Copy the records exactly, from the first line through the line containing "y-axis-title: Percent Change", including both.

## Start EXTRACTED MATERIAL

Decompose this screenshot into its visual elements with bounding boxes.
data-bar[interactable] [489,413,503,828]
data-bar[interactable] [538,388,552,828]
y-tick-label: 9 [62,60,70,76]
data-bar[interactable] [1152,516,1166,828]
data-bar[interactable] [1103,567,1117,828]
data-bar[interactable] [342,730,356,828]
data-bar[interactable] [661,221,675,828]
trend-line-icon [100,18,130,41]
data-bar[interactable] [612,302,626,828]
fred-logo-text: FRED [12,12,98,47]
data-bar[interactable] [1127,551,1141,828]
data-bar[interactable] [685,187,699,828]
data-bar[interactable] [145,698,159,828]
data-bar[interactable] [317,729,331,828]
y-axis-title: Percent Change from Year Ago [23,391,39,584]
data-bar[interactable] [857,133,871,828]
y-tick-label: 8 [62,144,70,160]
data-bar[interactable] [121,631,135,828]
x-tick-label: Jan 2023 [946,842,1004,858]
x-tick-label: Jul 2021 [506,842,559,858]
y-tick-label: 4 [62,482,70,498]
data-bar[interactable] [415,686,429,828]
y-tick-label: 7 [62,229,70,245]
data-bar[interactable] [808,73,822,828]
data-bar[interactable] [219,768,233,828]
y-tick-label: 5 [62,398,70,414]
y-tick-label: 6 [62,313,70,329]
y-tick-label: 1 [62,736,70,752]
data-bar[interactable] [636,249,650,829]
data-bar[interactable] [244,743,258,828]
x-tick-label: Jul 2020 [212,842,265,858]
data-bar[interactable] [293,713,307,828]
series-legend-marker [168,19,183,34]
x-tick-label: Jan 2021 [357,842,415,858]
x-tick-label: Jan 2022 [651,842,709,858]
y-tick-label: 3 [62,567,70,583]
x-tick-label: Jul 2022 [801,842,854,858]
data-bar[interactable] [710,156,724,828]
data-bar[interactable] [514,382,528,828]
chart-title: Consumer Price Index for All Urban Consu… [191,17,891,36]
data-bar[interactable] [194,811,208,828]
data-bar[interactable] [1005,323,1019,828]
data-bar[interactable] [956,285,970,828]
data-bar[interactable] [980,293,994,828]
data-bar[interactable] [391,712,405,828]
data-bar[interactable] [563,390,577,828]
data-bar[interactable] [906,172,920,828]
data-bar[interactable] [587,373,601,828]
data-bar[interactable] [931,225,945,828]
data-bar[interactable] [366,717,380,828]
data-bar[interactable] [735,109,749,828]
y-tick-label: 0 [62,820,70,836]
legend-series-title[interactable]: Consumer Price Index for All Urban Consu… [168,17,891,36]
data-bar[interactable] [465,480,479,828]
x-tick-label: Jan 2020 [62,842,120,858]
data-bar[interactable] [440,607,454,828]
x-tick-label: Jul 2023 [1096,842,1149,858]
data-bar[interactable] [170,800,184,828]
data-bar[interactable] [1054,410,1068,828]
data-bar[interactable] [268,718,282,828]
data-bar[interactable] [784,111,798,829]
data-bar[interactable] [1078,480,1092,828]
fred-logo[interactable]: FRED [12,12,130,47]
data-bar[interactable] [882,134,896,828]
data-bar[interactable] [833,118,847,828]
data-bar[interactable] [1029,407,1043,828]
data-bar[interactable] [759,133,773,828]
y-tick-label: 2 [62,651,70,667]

## End EXTRACTED MATERIAL

### [FINISHED TASK]
Decompose this screenshot into its visual elements with bounding boxes.
data-bar[interactable] [489,413,503,828]
data-bar[interactable] [538,388,552,828]
y-tick-label: 9 [62,60,70,76]
data-bar[interactable] [1152,516,1166,828]
data-bar[interactable] [1103,567,1117,828]
data-bar[interactable] [342,730,356,828]
data-bar[interactable] [661,221,675,828]
trend-line-icon [100,18,130,41]
data-bar[interactable] [612,302,626,828]
fred-logo-text: FRED [12,12,98,47]
data-bar[interactable] [1127,551,1141,828]
data-bar[interactable] [685,187,699,828]
data-bar[interactable] [145,698,159,828]
data-bar[interactable] [317,729,331,828]
y-axis-title: Percent Change from Year Ago [23,391,39,584]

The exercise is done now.